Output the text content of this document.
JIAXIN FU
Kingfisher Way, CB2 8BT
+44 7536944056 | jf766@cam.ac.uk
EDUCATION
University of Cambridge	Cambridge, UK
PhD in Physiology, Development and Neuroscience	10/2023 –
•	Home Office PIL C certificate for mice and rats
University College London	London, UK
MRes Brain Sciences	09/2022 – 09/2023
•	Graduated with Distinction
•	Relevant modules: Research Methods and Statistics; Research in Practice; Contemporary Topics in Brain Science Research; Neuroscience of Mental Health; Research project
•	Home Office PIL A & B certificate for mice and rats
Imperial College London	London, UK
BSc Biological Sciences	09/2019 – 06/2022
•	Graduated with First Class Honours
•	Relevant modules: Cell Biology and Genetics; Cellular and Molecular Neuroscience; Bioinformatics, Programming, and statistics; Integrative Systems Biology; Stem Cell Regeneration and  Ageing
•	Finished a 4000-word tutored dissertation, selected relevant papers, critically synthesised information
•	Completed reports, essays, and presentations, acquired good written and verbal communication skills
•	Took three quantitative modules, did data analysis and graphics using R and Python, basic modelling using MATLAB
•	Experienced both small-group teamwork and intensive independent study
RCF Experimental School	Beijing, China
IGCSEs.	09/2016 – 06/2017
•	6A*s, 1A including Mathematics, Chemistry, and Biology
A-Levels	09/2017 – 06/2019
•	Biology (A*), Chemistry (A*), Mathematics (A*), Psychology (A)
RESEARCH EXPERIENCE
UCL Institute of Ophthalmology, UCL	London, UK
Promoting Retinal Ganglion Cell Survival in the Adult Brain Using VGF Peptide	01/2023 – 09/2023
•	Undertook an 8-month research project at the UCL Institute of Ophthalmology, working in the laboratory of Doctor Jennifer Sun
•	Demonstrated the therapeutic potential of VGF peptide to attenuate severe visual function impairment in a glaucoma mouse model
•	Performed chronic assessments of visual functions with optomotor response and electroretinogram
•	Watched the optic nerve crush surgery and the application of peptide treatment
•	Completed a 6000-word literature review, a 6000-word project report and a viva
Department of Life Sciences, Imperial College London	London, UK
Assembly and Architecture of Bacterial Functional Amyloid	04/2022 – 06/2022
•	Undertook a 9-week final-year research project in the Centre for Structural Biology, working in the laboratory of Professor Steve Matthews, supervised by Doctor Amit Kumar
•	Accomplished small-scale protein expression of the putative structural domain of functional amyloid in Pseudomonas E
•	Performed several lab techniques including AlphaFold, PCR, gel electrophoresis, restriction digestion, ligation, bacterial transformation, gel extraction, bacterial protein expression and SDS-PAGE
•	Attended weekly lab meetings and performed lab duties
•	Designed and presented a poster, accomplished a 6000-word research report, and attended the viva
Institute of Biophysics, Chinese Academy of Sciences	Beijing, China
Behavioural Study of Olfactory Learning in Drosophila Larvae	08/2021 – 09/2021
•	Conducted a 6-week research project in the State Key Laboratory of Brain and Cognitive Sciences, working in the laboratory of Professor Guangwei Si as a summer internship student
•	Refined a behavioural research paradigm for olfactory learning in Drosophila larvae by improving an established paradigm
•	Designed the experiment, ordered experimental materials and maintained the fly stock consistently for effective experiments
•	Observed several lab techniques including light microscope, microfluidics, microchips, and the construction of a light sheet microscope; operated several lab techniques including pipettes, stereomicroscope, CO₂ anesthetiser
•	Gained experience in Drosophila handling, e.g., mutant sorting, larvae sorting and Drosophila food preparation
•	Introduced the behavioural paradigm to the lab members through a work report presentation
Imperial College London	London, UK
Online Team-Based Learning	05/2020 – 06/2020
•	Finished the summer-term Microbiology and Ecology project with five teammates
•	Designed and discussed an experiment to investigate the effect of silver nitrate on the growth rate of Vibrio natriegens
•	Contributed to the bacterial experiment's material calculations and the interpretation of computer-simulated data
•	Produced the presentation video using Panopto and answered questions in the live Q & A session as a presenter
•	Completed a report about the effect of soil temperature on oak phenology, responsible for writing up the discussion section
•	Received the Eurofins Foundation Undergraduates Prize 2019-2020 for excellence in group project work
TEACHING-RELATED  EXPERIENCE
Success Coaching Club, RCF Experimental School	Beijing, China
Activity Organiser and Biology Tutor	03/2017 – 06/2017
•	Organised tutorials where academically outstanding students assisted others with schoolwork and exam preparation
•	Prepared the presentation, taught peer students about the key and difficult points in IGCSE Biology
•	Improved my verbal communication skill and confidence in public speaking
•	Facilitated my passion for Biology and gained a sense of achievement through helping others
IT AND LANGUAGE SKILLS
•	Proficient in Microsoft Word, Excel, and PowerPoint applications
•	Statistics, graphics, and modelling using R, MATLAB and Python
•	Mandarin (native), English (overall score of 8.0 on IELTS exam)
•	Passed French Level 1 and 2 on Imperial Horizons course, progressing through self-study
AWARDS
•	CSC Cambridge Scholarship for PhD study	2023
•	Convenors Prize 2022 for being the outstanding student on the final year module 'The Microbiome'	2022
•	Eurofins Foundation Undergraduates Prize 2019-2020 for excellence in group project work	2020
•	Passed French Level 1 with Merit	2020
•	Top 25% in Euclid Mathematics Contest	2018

-=-=-=-=-

■ **PROBLEM TO SOLVE**
For the word "Chemistry", return every line of the records that holds it.

■ **WRITTEN RESPONSE**
•	6A*s, 1A including Mathematics, Chemistry, and Biology
•	Biology (A*), Chemistry (A*), Mathematics (A*), Psychology (A)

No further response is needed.